▶ _Work to complete_
Every record must be written out once more, with nothing added or omitted.

Excerpts from a figure dataset:
---*---
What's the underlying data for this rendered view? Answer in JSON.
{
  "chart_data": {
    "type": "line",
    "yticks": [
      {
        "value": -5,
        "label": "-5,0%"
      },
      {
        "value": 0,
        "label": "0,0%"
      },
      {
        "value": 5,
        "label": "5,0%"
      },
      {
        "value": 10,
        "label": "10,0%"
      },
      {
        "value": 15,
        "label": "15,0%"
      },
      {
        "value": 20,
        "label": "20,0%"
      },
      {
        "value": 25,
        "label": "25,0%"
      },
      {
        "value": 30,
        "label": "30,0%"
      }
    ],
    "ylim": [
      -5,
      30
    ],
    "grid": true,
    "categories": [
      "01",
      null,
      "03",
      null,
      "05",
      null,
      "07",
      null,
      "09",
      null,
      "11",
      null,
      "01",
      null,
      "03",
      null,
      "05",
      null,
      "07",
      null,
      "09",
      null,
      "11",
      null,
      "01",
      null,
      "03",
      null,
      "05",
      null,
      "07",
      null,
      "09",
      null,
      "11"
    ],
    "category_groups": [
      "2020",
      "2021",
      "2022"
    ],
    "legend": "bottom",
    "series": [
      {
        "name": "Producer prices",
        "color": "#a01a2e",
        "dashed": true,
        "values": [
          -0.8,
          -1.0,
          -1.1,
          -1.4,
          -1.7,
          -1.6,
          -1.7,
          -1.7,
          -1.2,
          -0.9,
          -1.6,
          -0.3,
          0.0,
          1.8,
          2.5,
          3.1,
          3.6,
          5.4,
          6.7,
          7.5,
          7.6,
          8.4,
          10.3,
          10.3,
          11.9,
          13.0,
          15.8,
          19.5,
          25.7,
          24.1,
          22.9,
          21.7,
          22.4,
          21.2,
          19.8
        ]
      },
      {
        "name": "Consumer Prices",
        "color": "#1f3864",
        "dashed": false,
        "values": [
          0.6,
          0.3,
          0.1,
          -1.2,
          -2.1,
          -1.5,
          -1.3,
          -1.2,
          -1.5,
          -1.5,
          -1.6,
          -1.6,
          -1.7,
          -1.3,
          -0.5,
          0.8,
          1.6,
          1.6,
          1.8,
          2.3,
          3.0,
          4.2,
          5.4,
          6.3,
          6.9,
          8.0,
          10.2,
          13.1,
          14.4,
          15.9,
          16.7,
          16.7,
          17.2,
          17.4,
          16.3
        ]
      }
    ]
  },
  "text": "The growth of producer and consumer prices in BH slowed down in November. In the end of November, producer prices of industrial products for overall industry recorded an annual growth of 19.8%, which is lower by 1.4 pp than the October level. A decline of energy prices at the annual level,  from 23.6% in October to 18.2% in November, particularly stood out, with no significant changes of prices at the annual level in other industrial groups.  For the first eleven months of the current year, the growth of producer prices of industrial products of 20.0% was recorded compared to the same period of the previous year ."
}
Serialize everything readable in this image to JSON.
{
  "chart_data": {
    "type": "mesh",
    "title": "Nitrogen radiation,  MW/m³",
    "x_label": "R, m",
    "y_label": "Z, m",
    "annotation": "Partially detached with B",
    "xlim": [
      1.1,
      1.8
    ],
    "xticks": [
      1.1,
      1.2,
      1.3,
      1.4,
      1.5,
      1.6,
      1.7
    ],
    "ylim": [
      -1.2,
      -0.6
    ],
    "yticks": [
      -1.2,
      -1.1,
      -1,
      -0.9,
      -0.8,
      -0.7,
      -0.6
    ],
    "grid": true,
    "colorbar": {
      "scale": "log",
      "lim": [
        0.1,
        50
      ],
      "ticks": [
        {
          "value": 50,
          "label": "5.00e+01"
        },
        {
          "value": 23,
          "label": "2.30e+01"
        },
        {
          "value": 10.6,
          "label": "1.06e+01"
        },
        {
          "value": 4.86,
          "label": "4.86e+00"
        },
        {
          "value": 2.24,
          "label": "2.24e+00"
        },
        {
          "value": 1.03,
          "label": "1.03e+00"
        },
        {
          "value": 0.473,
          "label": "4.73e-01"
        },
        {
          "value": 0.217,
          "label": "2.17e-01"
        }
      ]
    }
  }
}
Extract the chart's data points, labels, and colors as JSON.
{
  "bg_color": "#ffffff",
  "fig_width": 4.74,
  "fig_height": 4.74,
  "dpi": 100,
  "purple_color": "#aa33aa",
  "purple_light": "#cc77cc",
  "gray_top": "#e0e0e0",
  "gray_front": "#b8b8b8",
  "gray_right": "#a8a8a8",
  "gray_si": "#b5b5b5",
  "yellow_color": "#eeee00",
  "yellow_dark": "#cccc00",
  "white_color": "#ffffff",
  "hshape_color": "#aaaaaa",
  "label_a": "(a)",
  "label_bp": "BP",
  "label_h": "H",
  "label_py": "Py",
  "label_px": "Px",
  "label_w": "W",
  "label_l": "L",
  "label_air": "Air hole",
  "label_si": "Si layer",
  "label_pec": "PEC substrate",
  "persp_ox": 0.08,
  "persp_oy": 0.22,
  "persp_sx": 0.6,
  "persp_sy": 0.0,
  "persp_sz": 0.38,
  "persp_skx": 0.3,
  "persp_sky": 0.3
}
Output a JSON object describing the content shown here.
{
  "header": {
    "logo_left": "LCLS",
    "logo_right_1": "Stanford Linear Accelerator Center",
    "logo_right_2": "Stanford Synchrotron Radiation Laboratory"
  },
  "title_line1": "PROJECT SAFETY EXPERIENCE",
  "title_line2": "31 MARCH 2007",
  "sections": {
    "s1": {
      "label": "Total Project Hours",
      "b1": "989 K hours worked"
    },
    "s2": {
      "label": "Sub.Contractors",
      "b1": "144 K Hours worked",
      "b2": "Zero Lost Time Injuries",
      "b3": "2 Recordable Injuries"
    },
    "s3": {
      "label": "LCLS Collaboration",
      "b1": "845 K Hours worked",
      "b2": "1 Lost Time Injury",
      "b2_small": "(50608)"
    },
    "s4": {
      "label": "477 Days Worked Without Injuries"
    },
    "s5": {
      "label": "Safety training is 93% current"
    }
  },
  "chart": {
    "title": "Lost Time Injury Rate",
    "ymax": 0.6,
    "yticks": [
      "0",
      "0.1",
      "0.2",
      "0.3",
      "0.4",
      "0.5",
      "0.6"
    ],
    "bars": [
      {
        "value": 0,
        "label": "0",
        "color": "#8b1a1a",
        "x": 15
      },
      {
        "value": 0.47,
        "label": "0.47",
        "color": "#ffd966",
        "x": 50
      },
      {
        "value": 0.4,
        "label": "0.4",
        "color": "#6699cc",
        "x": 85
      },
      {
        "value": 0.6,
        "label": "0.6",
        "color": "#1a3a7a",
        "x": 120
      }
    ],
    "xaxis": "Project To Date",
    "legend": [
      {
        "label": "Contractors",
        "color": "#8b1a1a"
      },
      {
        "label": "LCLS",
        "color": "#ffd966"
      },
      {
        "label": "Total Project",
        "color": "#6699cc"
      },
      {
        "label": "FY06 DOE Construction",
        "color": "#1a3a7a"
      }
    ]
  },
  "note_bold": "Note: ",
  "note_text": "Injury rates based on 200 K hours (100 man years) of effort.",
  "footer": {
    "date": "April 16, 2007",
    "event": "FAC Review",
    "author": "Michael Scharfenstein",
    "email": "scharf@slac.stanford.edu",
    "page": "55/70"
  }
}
---*---
▶ _Response for this exercise_
What's the underlying data for this rendered view? Answer in JSON.
{
  "chart_data": {
    "type": "line",
    "yticks": [
      {
        "value": -5,
        "label": "-5,0%"
      },
      {
        "value": 0,
        "label": "0,0%"
      },
      {
        "value": 5,
        "label": "5,0%"
      },
      {
        "value": 10,
        "label": "10,0%"
      },
      {
        "value": 15,
        "label": "15,0%"
      },
      {
        "value": 20,
        "label": "20,0%"
      },
      {
        "value": 25,
        "label": "25,0%"
      },
      {
        "value": 30,
        "label": "30,0%"
      }
    ],
    "ylim": [
      -5,
      30
    ],
    "grid": true,
    "categories": [
      "01",
      null,
      "03",
      null,
      "05",
      null,
      "07",
      null,
      "09",
      null,
      "11",
      null,
      "01",
      null,
      "03",
      null,
      "05",
      null,
      "07",
      null,
      "09",
      null,
      "11",
      null,
      "01",
      null,
      "03",
      null,
      "05",
      null,
      "07",
      null,
      "09",
      null,
      "11"
    ],
    "category_groups": [
      "2020",
      "2021",
      "2022"
    ],
    "legend": "bottom",
    "series": [
      {
        "name": "Producer prices",
        "color": "#a01a2e",
        "dashed": true,
        "values": [
          -0.8,
          -1.0,
          -1.1,
          -1.4,
          -1.7,
          -1.6,
          -1.7,
          -1.7,
          -1.2,
          -0.9,
          -1.6,
          -0.3,
          0.0,
          1.8,
          2.5,
          3.1,
          3.6,
          5.4,
          6.7,
          7.5,
          7.6,
          8.4,
          10.3,
          10.3,
          11.9,
          13.0,
          15.8,
          19.5,
          25.7,
          24.1,
          22.9,
          21.7,
          22.4,
          21.2,
          19.8
        ]
      },
      {
        "name": "Consumer Prices",
        "color": "#1f3864",
        "dashed": false,
        "values": [
          0.6,
          0.3,
          0.1,
          -1.2,
          -2.1,
          -1.5,
          -1.3,
          -1.2,
          -1.5,
          -1.5,
          -1.6,
          -1.6,
          -1.7,
          -1.3,
          -0.5,
          0.8,
          1.6,
          1.6,
          1.8,
          2.3,
          3.0,
          4.2,
          5.4,
          6.3,
          6.9,
          8.0,
          10.2,
          13.1,
          14.4,
          15.9,
          16.7,
          16.7,
          17.2,
          17.4,
          16.3
        ]
      }
    ]
  },
  "text": "The growth of producer and consumer prices in BH slowed down in November. In the end of November, producer prices of industrial products for overall industry recorded an annual growth of 19.8%, which is lower by 1.4 pp than the October level. A decline of energy prices at the annual level,  from 23.6% in October to 18.2% in November, particularly stood out, with no significant changes of prices at the annual level in other industrial groups.  For the first eleven months of the current year, the growth of producer prices of industrial products of 20.0% was recorded compared to the same period of the previous year ."
}
Serialize everything readable in this image to JSON.
{
  "chart_data": {
    "type": "mesh",
    "title": "Nitrogen radiation,  MW/m³",
    "x_label": "R, m",
    "y_label": "Z, m",
    "annotation": "Partially detached with B",
    "xlim": [
      1.1,
      1.8
    ],
    "xticks": [
      1.1,
      1.2,
      1.3,
      1.4,
      1.5,
      1.6,
      1.7
    ],
    "ylim": [
      -1.2,
      -0.6
    ],
    "yticks": [
      -1.2,
      -1.1,
      -1,
      -0.9,
      -0.8,
      -0.7,
      -0.6
    ],
    "grid": true,
    "colorbar": {
      "scale": "log",
      "lim": [
        0.1,
        50
      ],
      "ticks": [
        {
          "value": 50,
          "label": "5.00e+01"
        },
        {
          "value": 23,
          "label": "2.30e+01"
        },
        {
          "value": 10.6,
          "label": "1.06e+01"
        },
        {
          "value": 4.86,
          "label": "4.86e+00"
        },
        {
          "value": 2.24,
          "label": "2.24e+00"
        },
        {
          "value": 1.03,
          "label": "1.03e+00"
        },
        {
          "value": 0.473,
          "label": "4.73e-01"
        },
        {
          "value": 0.217,
          "label": "2.17e-01"
        }
      ]
    }
  }
}
Extract the chart's data points, labels, and colors as JSON.
{
  "bg_color": "#ffffff",
  "fig_width": 4.74,
  "fig_height": 4.74,
  "dpi": 100,
  "purple_color": "#aa33aa",
  "purple_light": "#cc77cc",
  "gray_top": "#e0e0e0",
  "gray_front": "#b8b8b8",
  "gray_right": "#a8a8a8",
  "gray_si": "#b5b5b5",
  "yellow_color": "#eeee00",
  "yellow_dark": "#cccc00",
  "white_color": "#ffffff",
  "hshape_color": "#aaaaaa",
  "label_a": "(a)",
  "label_bp": "BP",
  "label_h": "H",
  "label_py": "Py",
  "label_px": "Px",
  "label_w": "W",
  "label_l": "L",
  "label_air": "Air hole",
  "label_si": "Si layer",
  "label_pec": "PEC substrate",
  "persp_ox": 0.08,
  "persp_oy": 0.22,
  "persp_sx": 0.6,
  "persp_sy": 0.0,
  "persp_sz": 0.38,
  "persp_skx": 0.3,
  "persp_sky": 0.3
}
Output a JSON object describing the content shown here.
{
  "header": {
    "logo_left": "LCLS",
    "logo_right_1": "Stanford Linear Accelerator Center",
    "logo_right_2": "Stanford Synchrotron Radiation Laboratory"
  },
  "title_line1": "PROJECT SAFETY EXPERIENCE",
  "title_line2": "31 MARCH 2007",
  "sections": {
    "s1": {
      "label": "Total Project Hours",
      "b1": "989 K hours worked"
    },
    "s2": {
      "label": "Sub.Contractors",
      "b1": "144 K Hours worked",
      "b2": "Zero Lost Time Injuries",
      "b3": "2 Recordable Injuries"
    },
    "s3": {
      "label": "LCLS Collaboration",
      "b1": "845 K Hours worked",
      "b2": "1 Lost Time Injury",
      "b2_small": "(50608)"
    },
    "s4": {
      "label": "477 Days Worked Without Injuries"
    },
    "s5": {
      "label": "Safety training is 93% current"
    }
  },
  "chart": {
    "title": "Lost Time Injury Rate",
    "ymax": 0.6,
    "yticks": [
      "0",
      "0.1",
      "0.2",
      "0.3",
      "0.4",
      "0.5",
      "0.6"
    ],
    "bars": [
      {
        "value": 0,
        "label": "0",
        "color": "#8b1a1a",
        "x": 15
      },
      {
        "value": 0.47,
        "label": "0.47",
        "color": "#ffd966",
        "x": 50
      },
      {
        "value": 0.4,
        "label": "0.4",
        "color": "#6699cc",
        "x": 85
      },
      {
        "value": 0.6,
        "label": "0.6",
        "color": "#1a3a7a",
        "x": 120
      }
    ],
    "xaxis": "Project To Date",
    "legend": [
      {
        "label": "Contractors",
        "color": "#8b1a1a"
      },
      {
        "label": "LCLS",
        "color": "#ffd966"
      },
      {
        "label": "Total Project",
        "color": "#6699cc"
      },
      {
        "label": "FY06 DOE Construction",
        "color": "#1a3a7a"
      }
    ]
  },
  "note_bold": "Note: ",
  "note_text": "Injury rates based on 200 K hours (100 man years) of effort.",
  "footer": {
    "date": "April 16, 2007",
    "event": "FAC Review",
    "author": "Michael Scharfenstein",
    "email": "scharf@slac.stanford.edu",
    "page": "55/70"
  }
}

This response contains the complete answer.